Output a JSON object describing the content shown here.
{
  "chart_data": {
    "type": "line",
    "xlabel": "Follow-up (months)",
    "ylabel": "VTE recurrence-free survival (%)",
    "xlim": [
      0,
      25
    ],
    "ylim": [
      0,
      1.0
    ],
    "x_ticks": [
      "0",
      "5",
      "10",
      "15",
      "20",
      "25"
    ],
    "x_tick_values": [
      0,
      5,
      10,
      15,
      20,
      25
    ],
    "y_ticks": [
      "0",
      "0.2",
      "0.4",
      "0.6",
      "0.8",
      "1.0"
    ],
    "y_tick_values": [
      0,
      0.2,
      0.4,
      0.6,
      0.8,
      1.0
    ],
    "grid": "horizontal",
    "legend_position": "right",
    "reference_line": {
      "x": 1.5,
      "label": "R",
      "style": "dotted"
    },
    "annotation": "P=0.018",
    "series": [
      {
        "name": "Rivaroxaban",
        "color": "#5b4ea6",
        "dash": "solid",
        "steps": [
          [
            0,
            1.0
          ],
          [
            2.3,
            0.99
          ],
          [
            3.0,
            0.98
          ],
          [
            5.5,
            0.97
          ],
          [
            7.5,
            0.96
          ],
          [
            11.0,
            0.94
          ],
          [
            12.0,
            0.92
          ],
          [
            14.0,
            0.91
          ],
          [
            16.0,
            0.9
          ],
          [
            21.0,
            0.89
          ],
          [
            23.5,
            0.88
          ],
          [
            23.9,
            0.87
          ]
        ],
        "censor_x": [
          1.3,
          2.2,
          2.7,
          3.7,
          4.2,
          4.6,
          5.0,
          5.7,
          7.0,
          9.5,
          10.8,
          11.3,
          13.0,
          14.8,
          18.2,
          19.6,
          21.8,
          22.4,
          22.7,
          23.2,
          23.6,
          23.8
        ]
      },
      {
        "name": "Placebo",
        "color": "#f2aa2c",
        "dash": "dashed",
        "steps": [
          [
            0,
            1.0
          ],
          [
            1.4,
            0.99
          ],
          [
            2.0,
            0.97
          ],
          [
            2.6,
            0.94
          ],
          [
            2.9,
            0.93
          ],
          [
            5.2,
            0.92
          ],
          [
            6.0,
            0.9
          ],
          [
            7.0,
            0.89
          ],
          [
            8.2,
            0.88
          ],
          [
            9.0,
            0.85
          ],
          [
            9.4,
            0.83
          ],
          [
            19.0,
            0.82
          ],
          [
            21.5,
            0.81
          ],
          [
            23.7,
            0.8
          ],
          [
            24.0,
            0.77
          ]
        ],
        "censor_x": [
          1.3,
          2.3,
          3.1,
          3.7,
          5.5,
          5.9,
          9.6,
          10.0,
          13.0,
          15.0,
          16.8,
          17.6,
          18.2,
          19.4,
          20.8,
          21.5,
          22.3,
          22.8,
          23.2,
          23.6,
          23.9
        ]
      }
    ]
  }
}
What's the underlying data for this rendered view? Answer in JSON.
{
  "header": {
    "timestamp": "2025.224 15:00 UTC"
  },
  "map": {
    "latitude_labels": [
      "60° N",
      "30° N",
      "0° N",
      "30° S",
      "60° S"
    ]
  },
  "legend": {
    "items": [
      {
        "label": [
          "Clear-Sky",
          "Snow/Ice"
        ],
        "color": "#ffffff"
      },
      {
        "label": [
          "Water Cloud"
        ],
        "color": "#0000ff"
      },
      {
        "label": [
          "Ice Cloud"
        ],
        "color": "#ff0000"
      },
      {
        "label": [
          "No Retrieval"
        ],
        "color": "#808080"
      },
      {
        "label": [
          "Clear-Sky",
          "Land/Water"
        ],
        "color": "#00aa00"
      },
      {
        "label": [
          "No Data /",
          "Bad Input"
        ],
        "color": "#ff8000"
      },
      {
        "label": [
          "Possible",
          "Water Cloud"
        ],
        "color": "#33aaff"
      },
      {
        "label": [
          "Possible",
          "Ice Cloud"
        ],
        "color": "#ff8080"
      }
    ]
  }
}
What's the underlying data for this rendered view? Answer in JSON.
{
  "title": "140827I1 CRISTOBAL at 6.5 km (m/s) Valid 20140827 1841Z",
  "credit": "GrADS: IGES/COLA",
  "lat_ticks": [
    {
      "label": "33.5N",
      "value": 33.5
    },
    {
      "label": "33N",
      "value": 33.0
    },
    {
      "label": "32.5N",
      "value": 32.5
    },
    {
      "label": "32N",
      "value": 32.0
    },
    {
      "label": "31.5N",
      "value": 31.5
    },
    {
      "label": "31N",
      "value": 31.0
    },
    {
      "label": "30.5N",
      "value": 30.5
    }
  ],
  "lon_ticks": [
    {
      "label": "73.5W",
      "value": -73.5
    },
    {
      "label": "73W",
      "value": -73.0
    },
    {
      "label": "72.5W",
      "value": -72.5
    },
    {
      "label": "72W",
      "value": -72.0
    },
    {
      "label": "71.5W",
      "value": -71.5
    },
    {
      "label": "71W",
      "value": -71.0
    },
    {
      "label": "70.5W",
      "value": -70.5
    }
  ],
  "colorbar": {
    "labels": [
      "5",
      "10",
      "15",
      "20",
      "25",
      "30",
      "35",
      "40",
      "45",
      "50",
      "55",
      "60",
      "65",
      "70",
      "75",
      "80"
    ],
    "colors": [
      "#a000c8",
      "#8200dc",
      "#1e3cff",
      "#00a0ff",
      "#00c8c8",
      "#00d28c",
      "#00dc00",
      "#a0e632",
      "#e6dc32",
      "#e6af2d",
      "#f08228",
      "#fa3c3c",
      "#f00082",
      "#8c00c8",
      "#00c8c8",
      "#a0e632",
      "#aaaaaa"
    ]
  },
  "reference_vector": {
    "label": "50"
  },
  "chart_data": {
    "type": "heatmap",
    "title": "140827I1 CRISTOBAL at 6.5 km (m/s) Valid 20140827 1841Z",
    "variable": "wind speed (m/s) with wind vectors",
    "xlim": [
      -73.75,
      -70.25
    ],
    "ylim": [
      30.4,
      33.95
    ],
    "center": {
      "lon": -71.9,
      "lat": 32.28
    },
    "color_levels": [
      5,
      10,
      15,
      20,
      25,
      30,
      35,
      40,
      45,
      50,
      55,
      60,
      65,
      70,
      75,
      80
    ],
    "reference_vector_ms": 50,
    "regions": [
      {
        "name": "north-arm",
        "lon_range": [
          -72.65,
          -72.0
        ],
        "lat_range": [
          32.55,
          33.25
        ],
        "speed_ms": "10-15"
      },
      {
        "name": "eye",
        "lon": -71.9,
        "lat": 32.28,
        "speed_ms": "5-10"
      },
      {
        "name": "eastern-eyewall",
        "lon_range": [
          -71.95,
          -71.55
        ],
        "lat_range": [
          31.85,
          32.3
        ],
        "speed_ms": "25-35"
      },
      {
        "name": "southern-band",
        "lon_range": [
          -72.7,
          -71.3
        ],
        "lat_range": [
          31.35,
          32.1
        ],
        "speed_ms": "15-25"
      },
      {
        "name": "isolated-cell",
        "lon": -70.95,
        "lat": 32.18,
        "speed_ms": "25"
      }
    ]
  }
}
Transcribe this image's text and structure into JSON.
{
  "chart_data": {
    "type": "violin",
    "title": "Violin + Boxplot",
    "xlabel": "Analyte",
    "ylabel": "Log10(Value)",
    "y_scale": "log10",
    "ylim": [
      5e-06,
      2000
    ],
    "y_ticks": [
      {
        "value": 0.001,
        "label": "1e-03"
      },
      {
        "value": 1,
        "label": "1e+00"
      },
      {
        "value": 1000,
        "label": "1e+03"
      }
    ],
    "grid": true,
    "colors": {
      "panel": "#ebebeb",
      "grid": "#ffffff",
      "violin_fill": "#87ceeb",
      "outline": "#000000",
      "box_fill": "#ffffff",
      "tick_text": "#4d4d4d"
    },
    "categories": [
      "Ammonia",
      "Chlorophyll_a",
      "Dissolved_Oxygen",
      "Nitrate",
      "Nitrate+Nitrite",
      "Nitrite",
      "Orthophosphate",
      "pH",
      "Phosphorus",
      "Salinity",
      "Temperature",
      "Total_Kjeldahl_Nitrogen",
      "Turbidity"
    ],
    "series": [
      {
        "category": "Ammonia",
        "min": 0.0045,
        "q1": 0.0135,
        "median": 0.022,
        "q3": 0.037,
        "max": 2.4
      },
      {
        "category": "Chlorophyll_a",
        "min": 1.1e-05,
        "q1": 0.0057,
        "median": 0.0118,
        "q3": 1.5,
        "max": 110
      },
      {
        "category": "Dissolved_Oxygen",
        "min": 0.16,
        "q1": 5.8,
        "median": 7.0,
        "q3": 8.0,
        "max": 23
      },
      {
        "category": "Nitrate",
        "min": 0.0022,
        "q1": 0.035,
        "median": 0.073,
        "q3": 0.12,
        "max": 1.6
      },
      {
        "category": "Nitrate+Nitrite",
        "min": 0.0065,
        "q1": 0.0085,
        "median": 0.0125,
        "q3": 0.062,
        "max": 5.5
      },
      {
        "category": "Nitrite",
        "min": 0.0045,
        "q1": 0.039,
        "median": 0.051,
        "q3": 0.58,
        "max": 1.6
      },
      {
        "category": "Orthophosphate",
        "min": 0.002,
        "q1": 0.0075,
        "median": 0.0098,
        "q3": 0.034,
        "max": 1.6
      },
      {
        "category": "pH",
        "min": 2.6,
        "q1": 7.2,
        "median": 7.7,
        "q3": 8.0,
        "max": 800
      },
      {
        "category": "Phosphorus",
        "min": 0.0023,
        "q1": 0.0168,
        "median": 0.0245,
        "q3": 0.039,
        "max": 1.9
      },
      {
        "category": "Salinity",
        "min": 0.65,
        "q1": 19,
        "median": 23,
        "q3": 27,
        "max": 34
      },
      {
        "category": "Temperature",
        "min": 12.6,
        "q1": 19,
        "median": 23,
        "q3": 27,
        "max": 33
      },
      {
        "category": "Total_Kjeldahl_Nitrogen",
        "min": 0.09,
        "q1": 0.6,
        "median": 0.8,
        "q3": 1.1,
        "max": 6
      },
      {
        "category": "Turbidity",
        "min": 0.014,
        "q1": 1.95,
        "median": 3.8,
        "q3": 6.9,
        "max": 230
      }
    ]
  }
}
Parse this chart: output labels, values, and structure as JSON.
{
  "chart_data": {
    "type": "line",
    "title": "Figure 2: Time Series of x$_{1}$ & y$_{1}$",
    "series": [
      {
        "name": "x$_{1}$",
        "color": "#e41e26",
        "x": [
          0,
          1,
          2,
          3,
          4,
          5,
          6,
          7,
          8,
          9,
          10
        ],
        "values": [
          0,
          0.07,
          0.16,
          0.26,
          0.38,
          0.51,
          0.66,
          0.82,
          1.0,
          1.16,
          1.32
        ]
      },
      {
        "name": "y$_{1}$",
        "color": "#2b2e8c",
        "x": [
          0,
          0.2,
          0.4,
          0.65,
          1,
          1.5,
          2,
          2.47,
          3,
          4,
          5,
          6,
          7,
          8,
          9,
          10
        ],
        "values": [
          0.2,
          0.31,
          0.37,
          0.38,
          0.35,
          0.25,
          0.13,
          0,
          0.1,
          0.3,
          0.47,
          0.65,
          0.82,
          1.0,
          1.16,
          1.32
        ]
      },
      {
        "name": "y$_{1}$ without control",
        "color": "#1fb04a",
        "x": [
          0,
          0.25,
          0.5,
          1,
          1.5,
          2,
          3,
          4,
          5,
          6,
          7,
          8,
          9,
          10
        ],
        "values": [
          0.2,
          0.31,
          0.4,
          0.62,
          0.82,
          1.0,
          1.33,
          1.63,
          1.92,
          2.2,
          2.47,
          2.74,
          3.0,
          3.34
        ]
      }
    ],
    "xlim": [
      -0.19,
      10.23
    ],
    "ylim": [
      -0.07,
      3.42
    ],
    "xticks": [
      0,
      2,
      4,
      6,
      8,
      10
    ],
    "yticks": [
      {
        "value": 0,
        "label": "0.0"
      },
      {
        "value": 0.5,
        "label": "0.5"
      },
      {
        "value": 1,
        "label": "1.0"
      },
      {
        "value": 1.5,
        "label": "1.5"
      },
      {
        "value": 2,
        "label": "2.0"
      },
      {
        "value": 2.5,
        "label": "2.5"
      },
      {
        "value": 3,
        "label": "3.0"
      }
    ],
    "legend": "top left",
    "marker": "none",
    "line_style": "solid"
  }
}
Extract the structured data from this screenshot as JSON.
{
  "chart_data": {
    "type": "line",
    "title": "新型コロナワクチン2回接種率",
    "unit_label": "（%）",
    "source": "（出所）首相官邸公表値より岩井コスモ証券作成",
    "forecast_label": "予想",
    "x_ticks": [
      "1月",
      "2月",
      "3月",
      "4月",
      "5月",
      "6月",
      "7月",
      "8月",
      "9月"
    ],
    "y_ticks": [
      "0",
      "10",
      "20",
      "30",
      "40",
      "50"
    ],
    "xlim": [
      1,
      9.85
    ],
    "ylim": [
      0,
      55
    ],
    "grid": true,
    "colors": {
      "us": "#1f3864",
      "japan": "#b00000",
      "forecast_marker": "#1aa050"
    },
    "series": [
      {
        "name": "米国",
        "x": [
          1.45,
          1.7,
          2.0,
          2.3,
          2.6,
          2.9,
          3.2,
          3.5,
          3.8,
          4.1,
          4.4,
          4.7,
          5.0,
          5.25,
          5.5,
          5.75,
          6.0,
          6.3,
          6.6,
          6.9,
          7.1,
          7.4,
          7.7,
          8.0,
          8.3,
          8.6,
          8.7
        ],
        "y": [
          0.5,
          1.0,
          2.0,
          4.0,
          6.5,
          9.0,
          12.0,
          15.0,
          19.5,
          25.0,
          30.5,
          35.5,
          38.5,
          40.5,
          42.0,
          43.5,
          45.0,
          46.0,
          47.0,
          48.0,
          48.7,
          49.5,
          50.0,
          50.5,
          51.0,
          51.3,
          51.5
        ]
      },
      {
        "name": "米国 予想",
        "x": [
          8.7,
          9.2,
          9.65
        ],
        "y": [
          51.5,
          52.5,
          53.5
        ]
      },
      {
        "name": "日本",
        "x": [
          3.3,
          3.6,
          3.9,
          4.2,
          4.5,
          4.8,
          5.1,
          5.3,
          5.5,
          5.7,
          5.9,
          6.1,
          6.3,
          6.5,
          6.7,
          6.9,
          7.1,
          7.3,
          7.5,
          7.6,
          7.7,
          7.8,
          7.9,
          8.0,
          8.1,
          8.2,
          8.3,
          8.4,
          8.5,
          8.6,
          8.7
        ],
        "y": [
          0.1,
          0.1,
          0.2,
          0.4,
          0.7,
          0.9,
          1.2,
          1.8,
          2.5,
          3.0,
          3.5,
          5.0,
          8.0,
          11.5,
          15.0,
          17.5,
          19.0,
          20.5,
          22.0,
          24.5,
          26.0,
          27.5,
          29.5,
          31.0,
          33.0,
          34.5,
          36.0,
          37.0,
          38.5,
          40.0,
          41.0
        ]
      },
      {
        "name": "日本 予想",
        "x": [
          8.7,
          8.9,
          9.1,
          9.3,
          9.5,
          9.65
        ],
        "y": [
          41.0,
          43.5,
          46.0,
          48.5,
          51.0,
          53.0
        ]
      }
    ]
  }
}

────────────────────────────────────────

__PROBLEM TO SOLVE__
Identify the lines in the entries above that contain "JSON", then copy them out.

__EXERCISE RESPONSE__
Output a JSON object describing the content shown here.
What's the underlying data for this rendered view? Answer in JSON.
What's the underlying data for this rendered view? Answer in JSON.
Transcribe this image's text and structure into JSON.
Parse this chart: output labels, values, and structure as JSON.
Extract the structured data from this screenshot as JSON.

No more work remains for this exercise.